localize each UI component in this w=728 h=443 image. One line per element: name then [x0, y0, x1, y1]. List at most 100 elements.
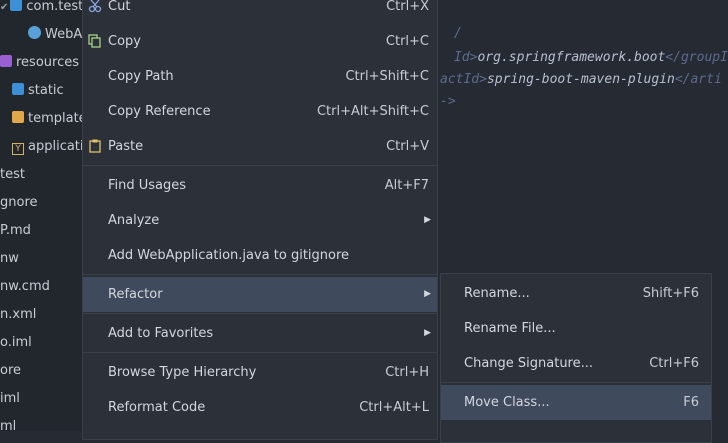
submenu-item-move-class[interactable]: Move Class... F6 — [441, 385, 711, 420]
tree-item-label: iml — [0, 391, 20, 406]
menu-item-label: Copy Reference — [108, 104, 211, 119]
menu-separator — [83, 165, 437, 166]
tree-item[interactable]: n.xml — [0, 303, 36, 327]
context-menu: Cut Ctrl+X Copy Ctrl+C Copy Path Ctrl+Sh… — [82, 0, 438, 440]
tree-item[interactable]: nw.cmd — [0, 275, 50, 299]
menu-item-cut[interactable]: Cut Ctrl+X — [83, 0, 437, 24]
tree-item-label: template — [28, 111, 82, 126]
tree-item-label: applicati — [28, 139, 82, 154]
menu-item-shortcut: Ctrl+H — [385, 365, 429, 380]
tree-item-label: n.xml — [0, 307, 37, 322]
code-tag: actId> — [440, 72, 487, 87]
clipboard-icon — [89, 139, 101, 153]
menu-item-label: Refactor — [108, 287, 163, 302]
submenu-item-rename-file[interactable]: Rename File... — [441, 311, 711, 346]
menu-item-copy-path[interactable]: Copy Path Ctrl+Shift+C — [83, 59, 437, 94]
tree-item[interactable]: ml — [0, 415, 16, 431]
tree-item-label: o.iml — [0, 335, 32, 350]
menu-item-shortcut: Ctrl+F6 — [649, 356, 699, 371]
code-line: / — [454, 26, 462, 41]
submenu-arrow-icon: ▶ — [424, 289, 431, 299]
menu-item-label: Reformat Code — [108, 400, 206, 415]
tree-item[interactable]: o.iml — [0, 331, 32, 355]
project-tree: ✔ com.test WebA resources static template… — [0, 0, 82, 431]
tree-item-label: gnore — [0, 195, 38, 210]
code-tag: </arti — [674, 72, 722, 87]
menu-item-label: Add WebApplication.java to gitignore — [108, 248, 350, 263]
chevron-down-icon[interactable]: ✔ — [0, 2, 8, 13]
menu-item-shortcut: Ctrl+Alt+Shift+C — [316, 104, 429, 119]
tree-item-label: com.test — [26, 0, 82, 14]
folder-icon — [12, 83, 24, 95]
tree-item-package[interactable]: ✔ com.test — [0, 0, 82, 19]
code-value: spring-boot-maven-plugin — [486, 72, 675, 87]
tree-item-label: ore — [0, 363, 22, 378]
code-value: org.springframework.boot — [477, 50, 666, 65]
tree-item-class[interactable]: WebA — [28, 23, 82, 47]
menu-item-refactor[interactable]: Refactor ▶ — [83, 277, 437, 312]
tree-item-application[interactable]: Yapplicati — [12, 135, 82, 159]
submenu-arrow-icon: ▶ — [424, 215, 431, 225]
tree-item-label: nw — [0, 251, 19, 266]
menu-item-shortcut: Ctrl+C — [385, 34, 429, 49]
resources-folder-icon — [0, 55, 12, 67]
class-icon — [28, 26, 41, 39]
code-text: / — [454, 26, 462, 41]
refactor-submenu: Rename... Shift+F6 Rename File... Change… — [440, 273, 712, 443]
code-editor[interactable]: / Id>org.springframework.boot</groupId a… — [440, 0, 728, 120]
menu-item-label: Add to Favorites — [108, 326, 214, 341]
tree-item[interactable]: ore — [0, 359, 21, 383]
menu-item-reformat[interactable]: Reformat Code Ctrl+Alt+L — [83, 390, 437, 425]
scissors-icon — [88, 0, 102, 13]
menu-separator — [83, 352, 437, 353]
tree-item[interactable]: iml — [0, 387, 20, 411]
menu-item-label: Copy — [108, 34, 141, 49]
menu-item-label: Rename... — [464, 286, 530, 301]
tree-item-resources[interactable]: resources — [0, 51, 79, 75]
tree-item-label: static — [28, 83, 64, 98]
menu-item-label: Analyze — [108, 213, 160, 228]
menu-item-shortcut: Ctrl+V — [386, 139, 429, 154]
tree-item-static[interactable]: static — [12, 79, 64, 103]
code-tag: </groupId — [665, 50, 728, 65]
submenu-item-rename[interactable]: Rename... Shift+F6 — [441, 276, 711, 311]
tree-item-label: WebA — [45, 27, 82, 42]
tree-item[interactable]: P.md — [0, 219, 31, 243]
menu-separator — [83, 313, 437, 314]
tree-item[interactable]: gnore — [0, 191, 38, 215]
menu-item-label: Rename File... — [464, 321, 556, 336]
menu-item-label: Move Class... — [464, 395, 550, 410]
submenu-arrow-icon: ▶ — [424, 328, 431, 338]
menu-item-label: Cut — [108, 0, 131, 14]
menu-item-copy-reference[interactable]: Copy Reference Ctrl+Alt+Shift+C — [83, 94, 437, 129]
menu-item-add-favorites[interactable]: Add to Favorites ▶ — [83, 316, 437, 351]
menu-item-paste[interactable]: Paste Ctrl+V — [83, 129, 437, 164]
menu-item-copy[interactable]: Copy Ctrl+C — [83, 24, 437, 59]
yaml-icon: Y — [12, 143, 24, 155]
submenu-item-change-signature[interactable]: Change Signature... Ctrl+F6 — [441, 346, 711, 381]
tree-item-label: test — [0, 167, 25, 182]
code-line: actId>spring-boot-maven-plugin</arti — [440, 72, 722, 87]
menu-item-shortcut: Ctrl+X — [386, 0, 429, 14]
menu-item-browse-hierarchy[interactable]: Browse Type Hierarchy Ctrl+H — [83, 355, 437, 390]
code-line: -> — [440, 94, 456, 109]
tree-item[interactable]: nw — [0, 247, 19, 271]
menu-item-label: Find Usages — [108, 178, 187, 193]
menu-separator — [441, 382, 711, 383]
menu-separator — [83, 274, 437, 275]
menu-item-analyze[interactable]: Analyze ▶ — [83, 203, 437, 238]
tree-item[interactable]: test — [0, 163, 25, 187]
code-line: Id>org.springframework.boot</groupId — [454, 50, 728, 65]
code-tag: Id> — [454, 50, 478, 65]
code-tag: -> — [440, 94, 456, 109]
menu-item-shortcut: F6 — [683, 395, 699, 410]
menu-item-add-gitignore[interactable]: Add WebApplication.java to gitignore — [83, 238, 437, 273]
tree-item-label: resources — [16, 55, 80, 70]
copy-icon — [88, 34, 101, 48]
menu-item-shortcut: Ctrl+Alt+L — [359, 400, 429, 415]
menu-item-find-usages[interactable]: Find Usages Alt+F7 — [83, 168, 437, 203]
menu-item-shortcut: Ctrl+Shift+C — [345, 69, 429, 84]
package-icon — [10, 0, 23, 11]
menu-item-label: Change Signature... — [464, 356, 594, 371]
tree-item-templates[interactable]: template — [12, 107, 82, 131]
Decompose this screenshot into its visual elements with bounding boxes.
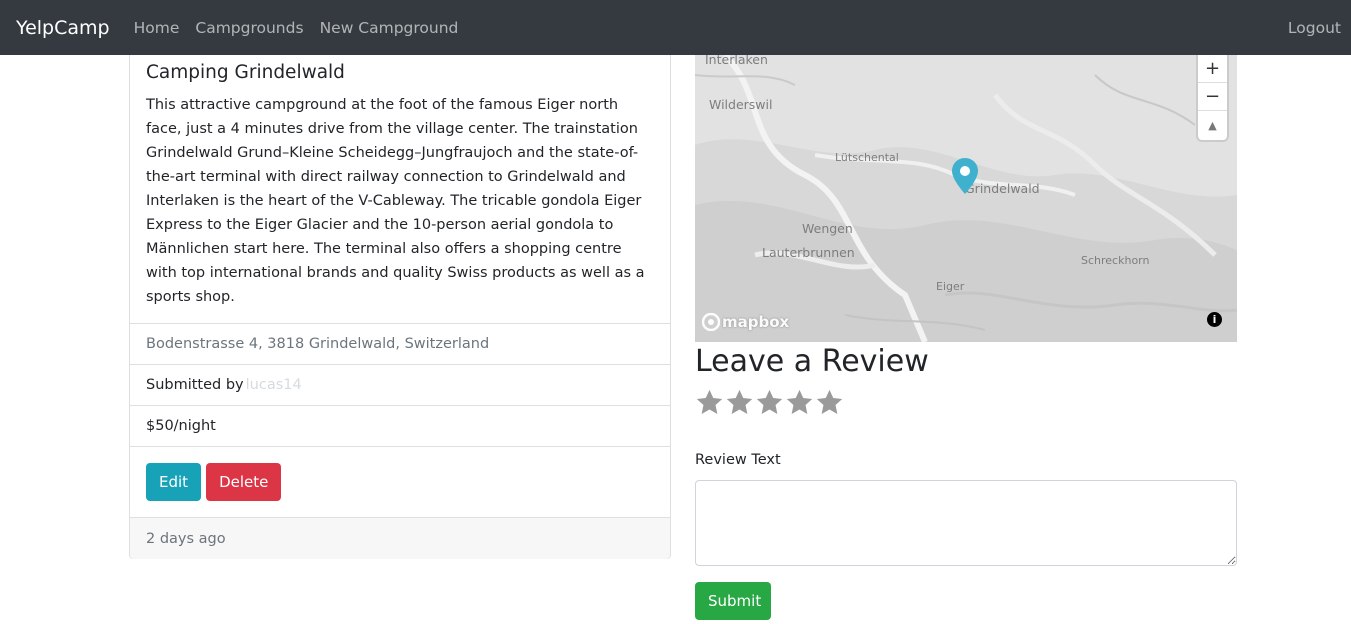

◇ ◇ ◇ ◇

§ YOUR OBJECTIVE
Please tally the lines in the listing above that contain the string "Path", and reply with that number alone.

§ TASK SOLUTION
2